+++ Data lines

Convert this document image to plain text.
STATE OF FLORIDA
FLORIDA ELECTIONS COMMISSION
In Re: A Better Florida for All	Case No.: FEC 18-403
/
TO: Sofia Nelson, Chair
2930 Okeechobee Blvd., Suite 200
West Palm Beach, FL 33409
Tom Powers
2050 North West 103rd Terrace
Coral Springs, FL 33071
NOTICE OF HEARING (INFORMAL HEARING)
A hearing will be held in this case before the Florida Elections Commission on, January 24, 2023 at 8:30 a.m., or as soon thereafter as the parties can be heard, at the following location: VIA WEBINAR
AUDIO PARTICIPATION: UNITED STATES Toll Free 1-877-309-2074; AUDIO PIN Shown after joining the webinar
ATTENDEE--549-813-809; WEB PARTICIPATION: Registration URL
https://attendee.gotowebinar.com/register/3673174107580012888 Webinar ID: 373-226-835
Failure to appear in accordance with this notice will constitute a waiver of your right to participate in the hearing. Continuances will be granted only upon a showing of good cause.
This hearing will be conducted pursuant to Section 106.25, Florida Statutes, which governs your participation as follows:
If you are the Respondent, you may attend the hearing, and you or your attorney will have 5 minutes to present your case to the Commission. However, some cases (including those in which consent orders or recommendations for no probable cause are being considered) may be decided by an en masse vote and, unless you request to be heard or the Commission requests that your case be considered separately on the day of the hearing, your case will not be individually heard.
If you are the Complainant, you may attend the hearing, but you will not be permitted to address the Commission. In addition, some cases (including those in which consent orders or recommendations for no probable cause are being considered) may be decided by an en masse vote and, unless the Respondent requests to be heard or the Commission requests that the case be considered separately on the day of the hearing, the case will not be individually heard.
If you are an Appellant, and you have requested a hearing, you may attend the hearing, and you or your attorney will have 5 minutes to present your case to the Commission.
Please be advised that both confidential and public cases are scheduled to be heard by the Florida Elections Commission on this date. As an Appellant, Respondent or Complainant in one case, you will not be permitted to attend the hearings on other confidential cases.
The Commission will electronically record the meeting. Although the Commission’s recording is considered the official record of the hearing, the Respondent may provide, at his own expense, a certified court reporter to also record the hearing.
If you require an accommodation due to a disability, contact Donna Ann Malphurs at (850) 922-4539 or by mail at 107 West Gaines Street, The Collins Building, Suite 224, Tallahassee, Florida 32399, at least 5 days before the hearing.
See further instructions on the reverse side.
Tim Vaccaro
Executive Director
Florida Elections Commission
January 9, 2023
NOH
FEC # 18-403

++++++

What you will do
Write all of the records out again exactly.

Response for this exercise
Convert this document image to plain text.
STATE OF FLORIDA
FLORIDA ELECTIONS COMMISSION
In Re: A Better Florida for All	Case No.: FEC 18-403
/
TO: Sofia Nelson, Chair
2930 Okeechobee Blvd., Suite 200
West Palm Beach, FL 33409
Tom Powers
2050 North West 103rd Terrace
Coral Springs, FL 33071
NOTICE OF HEARING (INFORMAL HEARING)
A hearing will be held in this case before the Florida Elections Commission on, January 24, 2023 at 8:30 a.m., or as soon thereafter as the parties can be heard, at the following location: VIA WEBINAR
AUDIO PARTICIPATION: UNITED STATES Toll Free 1-877-309-2074; AUDIO PIN Shown after joining the webinar
ATTENDEE--549-813-809; WEB PARTICIPATION: Registration URL
https://attendee.gotowebinar.com/register/3673174107580012888 Webinar ID: 373-226-835
Failure to appear in accordance with this notice will constitute a waiver of your right to participate in the hearing. Continuances will be granted only upon a showing of good cause.
This hearing will be conducted pursuant to Section 106.25, Florida Statutes, which governs your participation as follows:
If you are the Respondent, you may attend the hearing, and you or your attorney will have 5 minutes to present your case to the Commission. However, some cases (including those in which consent orders or recommendations for no probable cause are being considered) may be decided by an en masse vote and, unless you request to be heard or the Commission requests that your case be considered separately on the day of the hearing, your case will not be individually heard.
If you are the Complainant, you may attend the hearing, but you will not be permitted to address the Commission. In addition, some cases (including those in which consent orders or recommendations for no probable cause are being considered) may be decided by an en masse vote and, unless the Respondent requests to be heard or the Commission requests that the case be considered separately on the day of the hearing, the case will not be individually heard.
If you are an Appellant, and you have requested a hearing, you may attend the hearing, and you or your attorney will have 5 minutes to present your case to the Commission.
Please be advised that both confidential and public cases are scheduled to be heard by the Florida Elections Commission on this date. As an Appellant, Respondent or Complainant in one case, you will not be permitted to attend the hearings on other confidential cases.
The Commission will electronically record the meeting. Although the Commission’s recording is considered the official record of the hearing, the Respondent may provide, at his own expense, a certified court reporter to also record the hearing.
If you require an accommodation due to a disability, contact Donna Ann Malphurs at (850) 922-4539 or by mail at 107 West Gaines Street, The Collins Building, Suite 224, Tallahassee, Florida 32399, at least 5 days before the hearing.
See further instructions on the reverse side.
Tim Vaccaro
Executive Director
Florida Elections Commission
January 9, 2023
NOH
FEC # 18-403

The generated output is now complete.